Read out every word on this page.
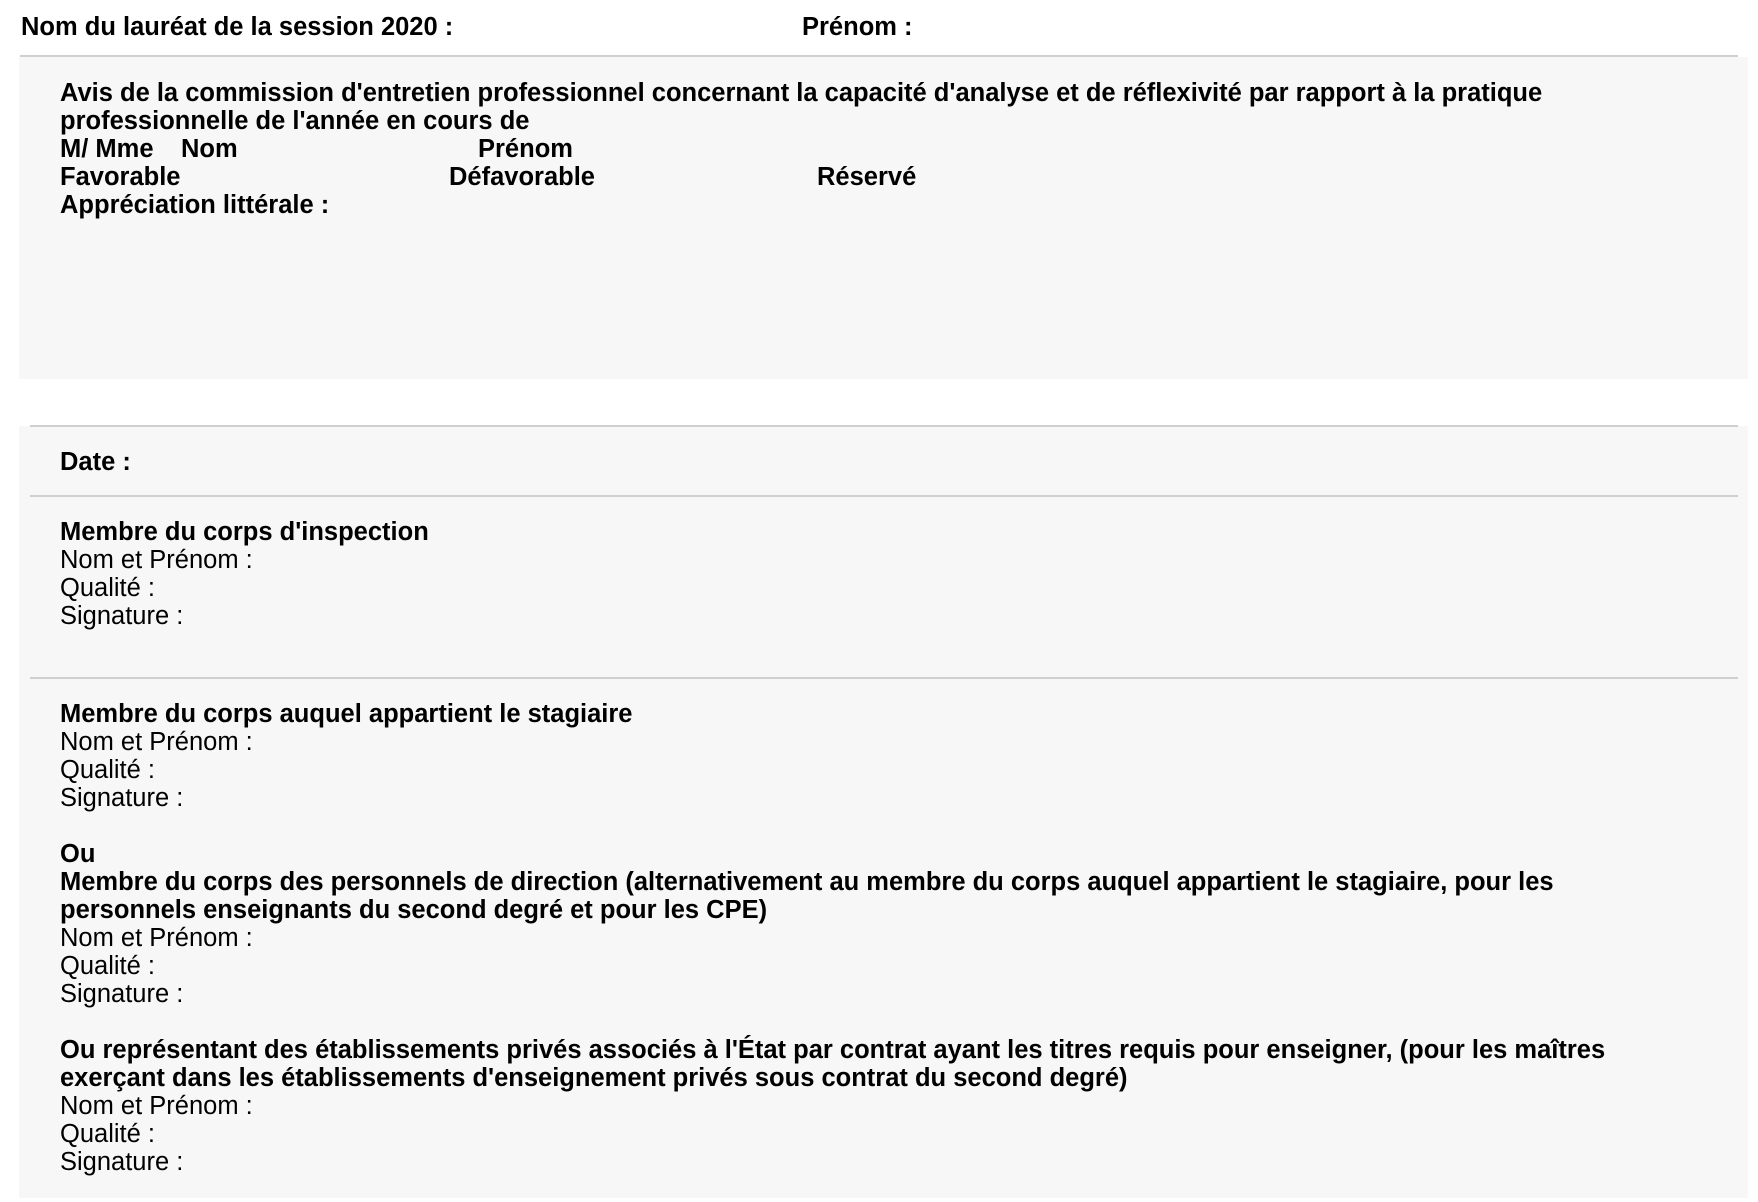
Nom du lauréat de la session 2020 :	Prénom :
Avis de la commission d'entretien professionnel concernant la capacité d'analyse et de réflexivité par rapport à la pratique professionnelle de l'année en cours de
M/ Mme Nom	Prénom
Favorable	Défavorable	Réservé
Appréciation littérale :
Date :
Membre du corps d'inspection
Nom et Prénom :
Qualité :
Signature :
Membre du corps auquel appartient le stagiaire
Nom et Prénom :
Qualité :
Signature :
Ou
Membre du corps des personnels de direction (alternativement au membre du corps auquel appartient le stagiaire, pour les personnels enseignants du second degré et pour les CPE)
Nom et Prénom :
Qualité :
Signature :
Ou représentant des établissements privés associés à l'État par contrat ayant les titres requis pour enseigner, (pour les maîtres exerçant dans les établissements d'enseignement privés sous contrat du second degré)
Nom et Prénom :
Qualité :
Signature :
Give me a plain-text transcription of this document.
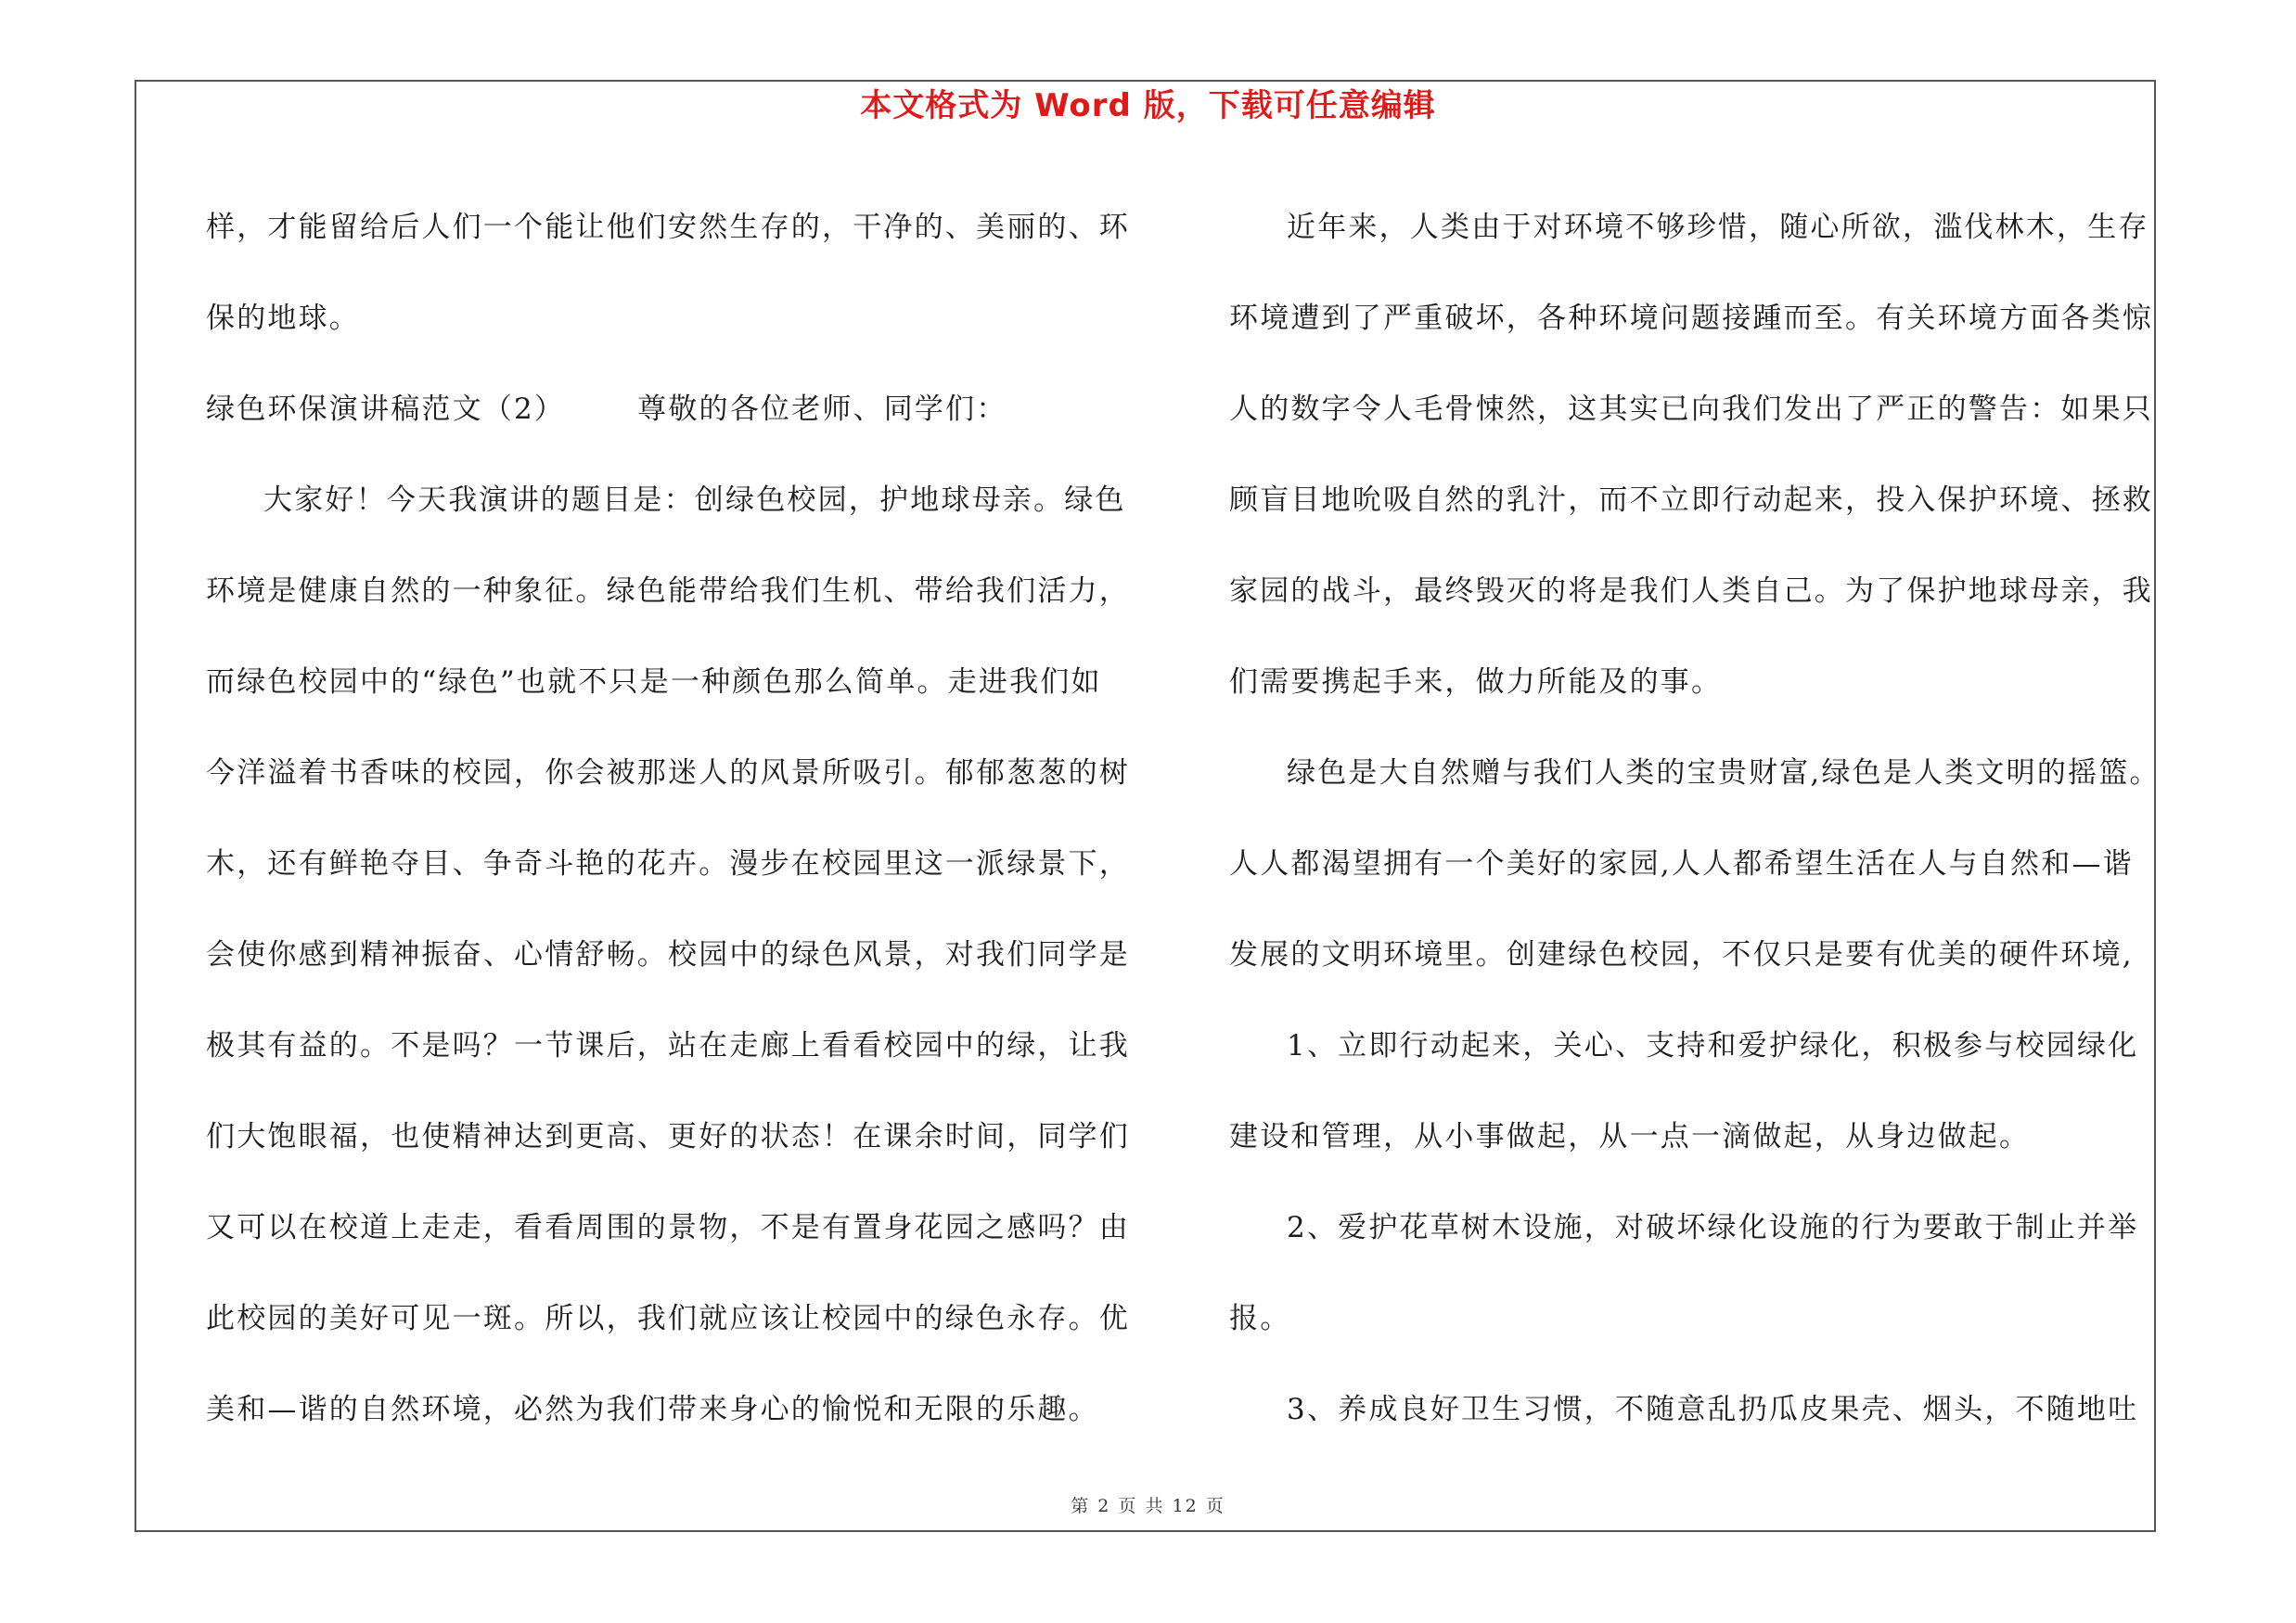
本文格式为 Word 版，下载可任意编辑
样，才能留给后人们一个能让他们安然生存的，干净的、美丽的、环
保的地球。
绿色环保演讲稿范文（2）	尊敬的各位老师、同学们：
大家好！今天我演讲的题目是：创绿色校园，护地球母亲。绿色
环境是健康自然的一种象征。绿色能带给我们生机、带给我们活力，
而绿色校园中的“绿色”也就不只是一种颜色那么简单。走进我们如
今洋溢着书香味的校园，你会被那迷人的风景所吸引。郁郁葱葱的树
木，还有鲜艳夺目、争奇斗艳的花卉。漫步在校园里这一派绿景下，
会使你感到精神振奋、心情舒畅。校园中的绿色风景，对我们同学是
极其有益的。不是吗？一节课后，站在走廊上看看校园中的绿，让我
们大饱眼福，也使精神达到更高、更好的状态！在课余时间，同学们
又可以在校道上走走，看看周围的景物，不是有置身花园之感吗？由
此校园的美好可见一斑。所以，我们就应该让校园中的绿色永存。优
美和—谐的自然环境，必然为我们带来身心的愉悦和无限的乐趣。
近年来，人类由于对环境不够珍惜，随心所欲，滥伐林木，生存
环境遭到了严重破坏，各种环境问题接踵而至。有关环境方面各类惊
人的数字令人毛骨悚然，这其实已向我们发出了严正的警告：如果只
顾盲目地吮吸自然的乳汁，而不立即行动起来，投入保护环境、拯救
家园的战斗，最终毁灭的将是我们人类自己。为了保护地球母亲，我
们需要携起手来，做力所能及的事。
绿色是大自然赠与我们人类的宝贵财富,绿色是人类文明的摇篮。
人人都渴望拥有一个美好的家园,人人都希望生活在人与自然和—谐
发展的文明环境里。创建绿色校园，不仅只是要有优美的硬件环境,
1、立即行动起来，关心、支持和爱护绿化，积极参与校园绿化
建设和管理，从小事做起，从一点一滴做起，从身边做起。
2、爱护花草树木设施，对破坏绿化设施的行为要敢于制止并举
报。
3、养成良好卫生习惯，不随意乱扔瓜皮果壳、烟头，不随地吐
第 2 页 共 12 页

━━━━━━

GIVEN PROBLEM:
From the records given above, reproduce all text exactly and exclude each picture.

EXERCISE RESULT:
Read out every word on this page.
Nom du lauréat de la session 2020 :	Prénom :
Avis de la commission d'entretien professionnel concernant la capacité d'analyse et de réflexivité par rapport à la pratique professionnelle de l'année en cours de
M/ Mme Nom	Prénom
Favorable	Défavorable	Réservé
Appréciation littérale :
Date :
Membre du corps d'inspection
Nom et Prénom :
Qualité :
Signature :
Membre du corps auquel appartient le stagiaire
Nom et Prénom :
Qualité :
Signature :
Ou
Membre du corps des personnels de direction (alternativement au membre du corps auquel appartient le stagiaire, pour les personnels enseignants du second degré et pour les CPE)
Nom et Prénom :
Qualité :
Signature :
Ou représentant des établissements privés associés à l'État par contrat ayant les titres requis pour enseigner, (pour les maîtres exerçant dans les établissements d'enseignement privés sous contrat du second degré)
Nom et Prénom :
Qualité :
Signature :
Give me a plain-text transcription of this document.
本文格式为 Word 版，下载可任意编辑
样，才能留给后人们一个能让他们安然生存的，干净的、美丽的、环
保的地球。
绿色环保演讲稿范文（2）	尊敬的各位老师、同学们：
大家好！今天我演讲的题目是：创绿色校园，护地球母亲。绿色
环境是健康自然的一种象征。绿色能带给我们生机、带给我们活力，
而绿色校园中的“绿色”也就不只是一种颜色那么简单。走进我们如
今洋溢着书香味的校园，你会被那迷人的风景所吸引。郁郁葱葱的树
木，还有鲜艳夺目、争奇斗艳的花卉。漫步在校园里这一派绿景下，
会使你感到精神振奋、心情舒畅。校园中的绿色风景，对我们同学是
极其有益的。不是吗？一节课后，站在走廊上看看校园中的绿，让我
们大饱眼福，也使精神达到更高、更好的状态！在课余时间，同学们
又可以在校道上走走，看看周围的景物，不是有置身花园之感吗？由
此校园的美好可见一斑。所以，我们就应该让校园中的绿色永存。优
美和—谐的自然环境，必然为我们带来身心的愉悦和无限的乐趣。
近年来，人类由于对环境不够珍惜，随心所欲，滥伐林木，生存
环境遭到了严重破坏，各种环境问题接踵而至。有关环境方面各类惊
人的数字令人毛骨悚然，这其实已向我们发出了严正的警告：如果只
顾盲目地吮吸自然的乳汁，而不立即行动起来，投入保护环境、拯救
家园的战斗，最终毁灭的将是我们人类自己。为了保护地球母亲，我
们需要携起手来，做力所能及的事。
绿色是大自然赠与我们人类的宝贵财富,绿色是人类文明的摇篮。
人人都渴望拥有一个美好的家园,人人都希望生活在人与自然和—谐
发展的文明环境里。创建绿色校园，不仅只是要有优美的硬件环境,
1、立即行动起来，关心、支持和爱护绿化，积极参与校园绿化
建设和管理，从小事做起，从一点一滴做起，从身边做起。
2、爱护花草树木设施，对破坏绿化设施的行为要敢于制止并举
报。
3、养成良好卫生习惯，不随意乱扔瓜皮果壳、烟头，不随地吐
第 2 页 共 12 页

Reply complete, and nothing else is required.